*What you are asked to do*: Could you write out the records below exactly as they appear?

*Input rows*:
++++++++++

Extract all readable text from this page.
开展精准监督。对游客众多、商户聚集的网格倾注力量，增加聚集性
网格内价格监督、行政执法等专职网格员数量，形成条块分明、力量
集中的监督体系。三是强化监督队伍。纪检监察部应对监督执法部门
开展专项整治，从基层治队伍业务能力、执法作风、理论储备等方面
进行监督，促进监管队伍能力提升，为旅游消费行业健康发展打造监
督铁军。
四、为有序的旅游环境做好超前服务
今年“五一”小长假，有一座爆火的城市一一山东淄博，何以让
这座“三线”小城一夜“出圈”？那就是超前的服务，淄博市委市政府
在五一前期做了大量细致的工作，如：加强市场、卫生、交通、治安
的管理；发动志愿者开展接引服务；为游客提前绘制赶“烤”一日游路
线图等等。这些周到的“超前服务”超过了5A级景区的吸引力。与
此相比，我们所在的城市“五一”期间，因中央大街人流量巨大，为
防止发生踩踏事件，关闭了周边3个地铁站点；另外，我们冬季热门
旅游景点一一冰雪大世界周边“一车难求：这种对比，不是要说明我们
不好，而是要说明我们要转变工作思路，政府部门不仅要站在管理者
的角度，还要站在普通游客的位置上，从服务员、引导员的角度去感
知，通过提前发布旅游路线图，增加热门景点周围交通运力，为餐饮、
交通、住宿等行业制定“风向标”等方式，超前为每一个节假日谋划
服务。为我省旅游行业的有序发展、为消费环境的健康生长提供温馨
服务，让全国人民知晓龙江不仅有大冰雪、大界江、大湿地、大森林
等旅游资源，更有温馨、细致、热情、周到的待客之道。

++++++++++

*Full response*:
Extract all readable text from this page.
开展精准监督。对游客众多、商户聚集的网格倾注力量，增加聚集性
网格内价格监督、行政执法等专职网格员数量，形成条块分明、力量
集中的监督体系。三是强化监督队伍。纪检监察部应对监督执法部门
开展专项整治，从基层治队伍业务能力、执法作风、理论储备等方面
进行监督，促进监管队伍能力提升，为旅游消费行业健康发展打造监
督铁军。
四、为有序的旅游环境做好超前服务
今年“五一”小长假，有一座爆火的城市一一山东淄博，何以让
这座“三线”小城一夜“出圈”？那就是超前的服务，淄博市委市政府
在五一前期做了大量细致的工作，如：加强市场、卫生、交通、治安
的管理；发动志愿者开展接引服务；为游客提前绘制赶“烤”一日游路
线图等等。这些周到的“超前服务”超过了5A级景区的吸引力。与
此相比，我们所在的城市“五一”期间，因中央大街人流量巨大，为
防止发生踩踏事件，关闭了周边3个地铁站点；另外，我们冬季热门
旅游景点一一冰雪大世界周边“一车难求：这种对比，不是要说明我们
不好，而是要说明我们要转变工作思路，政府部门不仅要站在管理者
的角度，还要站在普通游客的位置上，从服务员、引导员的角度去感
知，通过提前发布旅游路线图，增加热门景点周围交通运力，为餐饮、
交通、住宿等行业制定“风向标”等方式，超前为每一个节假日谋划
服务。为我省旅游行业的有序发展、为消费环境的健康生长提供温馨
服务，让全国人民知晓龙江不仅有大冰雪、大界江、大湿地、大森林
等旅游资源，更有温馨、细致、热情、周到的待客之道。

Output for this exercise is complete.